Write every line out verbatim and omit the pictures.

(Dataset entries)
(begin)
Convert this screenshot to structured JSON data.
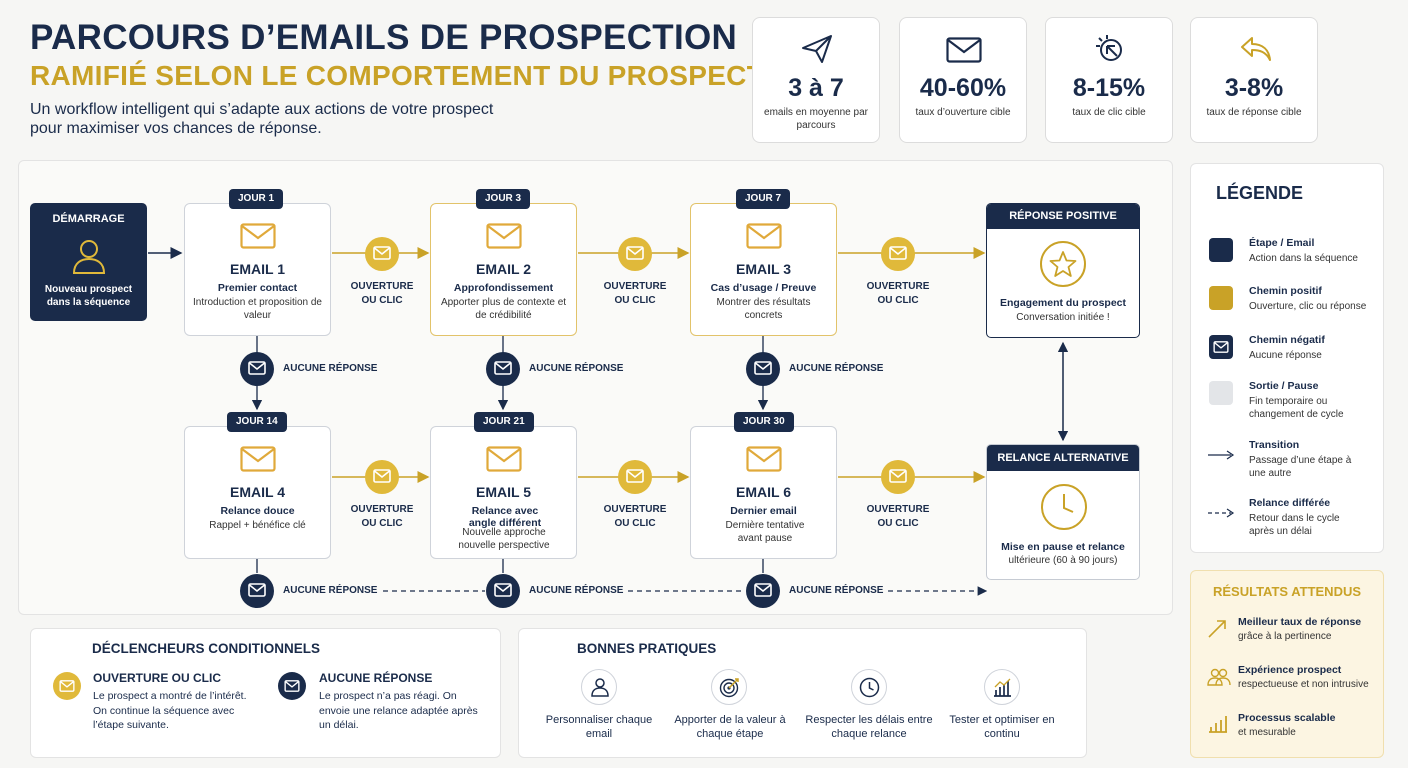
{
  "header": {
    "title_line1": "PARCOURS D’EMAILS DE PROSPECTION",
    "title_line2": "RAMIFIÉ SELON LE COMPORTEMENT DU PROSPECT",
    "subtitle": "Un workflow intelligent qui s’adapte aux actions de votre prospect pour maximiser vos chances de réponse."
  },
  "stats": [
    {
      "icon": "paper-plane-icon",
      "value": "3 à 7",
      "label": "emails en moyenne par parcours"
    },
    {
      "icon": "envelope-icon",
      "value": "40-60%",
      "label": "taux d’ouverture cible"
    },
    {
      "icon": "click-icon",
      "value": "8-15%",
      "label": "taux de clic cible"
    },
    {
      "icon": "reply-icon",
      "value": "3-8%",
      "label": "taux de réponse cible"
    }
  ],
  "start": {
    "label": "DÉMARRAGE",
    "desc": "Nouveau prospect dans la séquence"
  },
  "emails": [
    {
      "day": "JOUR 1",
      "title": "EMAIL 1",
      "subject": "Premier contact",
      "desc": "Introduction et proposition de valeur"
    },
    {
      "day": "JOUR 3",
      "title": "EMAIL 2",
      "subject": "Approfondissement",
      "desc": "Apporter plus de contexte et de crédibilité"
    },
    {
      "day": "JOUR 7",
      "title": "EMAIL 3",
      "subject": "Cas d’usage / Preuve",
      "desc": "Montrer des résultats concrets"
    },
    {
      "day": "JOUR 14",
      "title": "EMAIL 4",
      "subject": "Relance douce",
      "desc": "Rappel + bénéfice clé"
    },
    {
      "day": "JOUR 21",
      "title": "EMAIL 5",
      "subject": "Relance avec angle différent",
      "desc": "Nouvelle approche nouvelle perspective"
    },
    {
      "day": "JOUR 30",
      "title": "EMAIL 6",
      "subject": "Dernier email",
      "desc": "Dernière tentative avant pause"
    }
  ],
  "edge_labels": {
    "open": "OUVERTURE OU CLIC",
    "no_reply": "AUCUNE RÉPONSE"
  },
  "outcomes": {
    "positive": {
      "header": "RÉPONSE POSITIVE",
      "title": "Engagement du prospect",
      "desc": "Conversation initiée !"
    },
    "alternative": {
      "header": "RELANCE ALTERNATIVE",
      "title": "Mise en pause et relance",
      "desc": "ultérieure (60 à 90 jours)"
    }
  },
  "legend": {
    "title": "LÉGENDE",
    "items": [
      {
        "title": "Étape / Email",
        "desc": "Action dans la séquence",
        "color": "#1a2b4a"
      },
      {
        "title": "Chemin positif",
        "desc": "Ouverture, clic ou réponse",
        "color": "#c9a227"
      },
      {
        "title": "Chemin négatif",
        "desc": "Aucune réponse",
        "color": "#1a2b4a"
      },
      {
        "title": "Sortie / Pause",
        "desc": "Fin temporaire ou changement de cycle",
        "color": "#e3e5e8"
      },
      {
        "title": "Transition",
        "desc": "Passage d’une étape à une autre"
      },
      {
        "title": "Relance différée",
        "desc": "Retour dans le cycle après un délai"
      }
    ]
  },
  "results": {
    "title": "RÉSULTATS ATTENDUS",
    "items": [
      {
        "title": "Meilleur taux de réponse",
        "desc": "grâce à la pertinence"
      },
      {
        "title": "Expérience prospect",
        "desc": "respectueuse et non intrusive"
      },
      {
        "title": "Processus scalable",
        "desc": "et mesurable"
      }
    ]
  },
  "triggers": {
    "title": "DÉCLENCHEURS CONDITIONNELS",
    "items": [
      {
        "title": "OUVERTURE OU CLIC",
        "desc": "Le prospect a montré de l’intérêt. On continue la séquence avec l’étape suivante."
      },
      {
        "title": "AUCUNE RÉPONSE",
        "desc": "Le prospect n’a pas réagi. On envoie une relance adaptée après un délai."
      }
    ]
  },
  "practices": {
    "title": "BONNES PRATIQUES",
    "items": [
      {
        "icon": "user-icon",
        "label": "Personnaliser chaque email"
      },
      {
        "icon": "target-icon",
        "label": "Apporter de la valeur à chaque étape"
      },
      {
        "icon": "clock-icon",
        "label": "Respecter les délais entre chaque relance"
      },
      {
        "icon": "chart-icon",
        "label": "Tester et optimiser en continu"
      }
    ]
  },
  "colors": {
    "navy": "#1a2b4a",
    "gold": "#c9a227",
    "gold_circle": "#e0b93a"
  }
}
(end)
**Written solution**
Convert this screenshot to structured JSON data.
{
  "header": {
    "title_line1": "PARCOURS D’EMAILS DE PROSPECTION",
    "title_line2": "RAMIFIÉ SELON LE COMPORTEMENT DU PROSPECT",
    "subtitle": "Un workflow intelligent qui s’adapte aux actions de votre prospect pour maximiser vos chances de réponse."
  },
  "stats": [
    {
      "icon": "paper-plane-icon",
      "value": "3 à 7",
      "label": "emails en moyenne par parcours"
    },
    {
      "icon": "envelope-icon",
      "value": "40-60%",
      "label": "taux d’ouverture cible"
    },
    {
      "icon": "click-icon",
      "value": "8-15%",
      "label": "taux de clic cible"
    },
    {
      "icon": "reply-icon",
      "value": "3-8%",
      "label": "taux de réponse cible"
    }
  ],
  "start": {
    "label": "DÉMARRAGE",
    "desc": "Nouveau prospect dans la séquence"
  },
  "emails": [
    {
      "day": "JOUR 1",
      "title": "EMAIL 1",
      "subject": "Premier contact",
      "desc": "Introduction et proposition de valeur"
    },
    {
      "day": "JOUR 3",
      "title": "EMAIL 2",
      "subject": "Approfondissement",
      "desc": "Apporter plus de contexte et de crédibilité"
    },
    {
      "day": "JOUR 7",
      "title": "EMAIL 3",
      "subject": "Cas d’usage / Preuve",
      "desc": "Montrer des résultats concrets"
    },
    {
      "day": "JOUR 14",
      "title": "EMAIL 4",
      "subject": "Relance douce",
      "desc": "Rappel + bénéfice clé"
    },
    {
      "day": "JOUR 21",
      "title": "EMAIL 5",
      "subject": "Relance avec angle différent",
      "desc": "Nouvelle approche nouvelle perspective"
    },
    {
      "day": "JOUR 30",
      "title": "EMAIL 6",
      "subject": "Dernier email",
      "desc": "Dernière tentative avant pause"
    }
  ],
  "edge_labels": {
    "open": "OUVERTURE OU CLIC",
    "no_reply": "AUCUNE RÉPONSE"
  },
  "outcomes": {
    "positive": {
      "header": "RÉPONSE POSITIVE",
      "title": "Engagement du prospect",
      "desc": "Conversation initiée !"
    },
    "alternative": {
      "header": "RELANCE ALTERNATIVE",
      "title": "Mise en pause et relance",
      "desc": "ultérieure (60 à 90 jours)"
    }
  },
  "legend": {
    "title": "LÉGENDE",
    "items": [
      {
        "title": "Étape / Email",
        "desc": "Action dans la séquence",
        "color": "#1a2b4a"
      },
      {
        "title": "Chemin positif",
        "desc": "Ouverture, clic ou réponse",
        "color": "#c9a227"
      },
      {
        "title": "Chemin négatif",
        "desc": "Aucune réponse",
        "color": "#1a2b4a"
      },
      {
        "title": "Sortie / Pause",
        "desc": "Fin temporaire ou changement de cycle",
        "color": "#e3e5e8"
      },
      {
        "title": "Transition",
        "desc": "Passage d’une étape à une autre"
      },
      {
        "title": "Relance différée",
        "desc": "Retour dans le cycle après un délai"
      }
    ]
  },
  "results": {
    "title": "RÉSULTATS ATTENDUS",
    "items": [
      {
        "title": "Meilleur taux de réponse",
        "desc": "grâce à la pertinence"
      },
      {
        "title": "Expérience prospect",
        "desc": "respectueuse et non intrusive"
      },
      {
        "title": "Processus scalable",
        "desc": "et mesurable"
      }
    ]
  },
  "triggers": {
    "title": "DÉCLENCHEURS CONDITIONNELS",
    "items": [
      {
        "title": "OUVERTURE OU CLIC",
        "desc": "Le prospect a montré de l’intérêt. On continue la séquence avec l’étape suivante."
      },
      {
        "title": "AUCUNE RÉPONSE",
        "desc": "Le prospect n’a pas réagi. On envoie une relance adaptée après un délai."
      }
    ]
  },
  "practices": {
    "title": "BONNES PRATIQUES",
    "items": [
      {
        "icon": "user-icon",
        "label": "Personnaliser chaque email"
      },
      {
        "icon": "target-icon",
        "label": "Apporter de la valeur à chaque étape"
      },
      {
        "icon": "clock-icon",
        "label": "Respecter les délais entre chaque relance"
      },
      {
        "icon": "chart-icon",
        "label": "Tester et optimiser en continu"
      }
    ]
  },
  "colors": {
    "navy": "#1a2b4a",
    "gold": "#c9a227",
    "gold_circle": "#e0b93a"
  }
}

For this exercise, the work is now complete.